GIVEN INSTRUCTION | Can you transcribe every item below line for line, without changing a single character?

start INFORMATION GIVEN

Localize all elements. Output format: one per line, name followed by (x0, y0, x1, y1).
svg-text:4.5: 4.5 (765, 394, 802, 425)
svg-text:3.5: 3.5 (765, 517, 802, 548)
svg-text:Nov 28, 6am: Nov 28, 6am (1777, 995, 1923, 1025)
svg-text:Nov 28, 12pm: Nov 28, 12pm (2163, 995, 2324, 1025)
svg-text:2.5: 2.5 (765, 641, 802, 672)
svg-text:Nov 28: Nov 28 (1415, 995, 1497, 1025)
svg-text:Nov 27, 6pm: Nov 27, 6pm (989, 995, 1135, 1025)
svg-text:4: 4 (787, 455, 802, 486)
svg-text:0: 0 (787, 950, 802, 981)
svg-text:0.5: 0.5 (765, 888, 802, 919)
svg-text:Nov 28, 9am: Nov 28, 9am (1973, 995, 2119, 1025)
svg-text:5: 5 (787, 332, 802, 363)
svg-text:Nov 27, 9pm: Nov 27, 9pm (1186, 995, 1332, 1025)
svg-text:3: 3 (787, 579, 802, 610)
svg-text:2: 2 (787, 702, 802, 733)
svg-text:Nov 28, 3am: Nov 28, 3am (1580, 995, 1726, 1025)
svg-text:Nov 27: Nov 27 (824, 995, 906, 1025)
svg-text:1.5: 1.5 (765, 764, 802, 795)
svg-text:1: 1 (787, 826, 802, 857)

end INFORMATION GIVEN

REPLY TO THE TASK |
Localize all elements. Output format: one per line, name followed by (x0, y0, x1, y1).
svg-text:4.5: 4.5 (765, 394, 802, 425)
svg-text:3.5: 3.5 (765, 517, 802, 548)
svg-text:Nov 28, 6am: Nov 28, 6am (1777, 995, 1923, 1025)
svg-text:Nov 28, 12pm: Nov 28, 12pm (2163, 995, 2324, 1025)
svg-text:2.5: 2.5 (765, 641, 802, 672)
svg-text:Nov 28: Nov 28 (1415, 995, 1497, 1025)
svg-text:Nov 27, 6pm: Nov 27, 6pm (989, 995, 1135, 1025)
svg-text:4: 4 (787, 455, 802, 486)
svg-text:0: 0 (787, 950, 802, 981)
svg-text:0.5: 0.5 (765, 888, 802, 919)
svg-text:Nov 28, 9am: Nov 28, 9am (1973, 995, 2119, 1025)
svg-text:5: 5 (787, 332, 802, 363)
svg-text:Nov 27, 9pm: Nov 27, 9pm (1186, 995, 1332, 1025)
svg-text:3: 3 (787, 579, 802, 610)
svg-text:2: 2 (787, 702, 802, 733)
svg-text:Nov 28, 3am: Nov 28, 3am (1580, 995, 1726, 1025)
svg-text:Nov 27: Nov 27 (824, 995, 906, 1025)
svg-text:1.5: 1.5 (765, 764, 802, 795)
svg-text:1: 1 (787, 826, 802, 857)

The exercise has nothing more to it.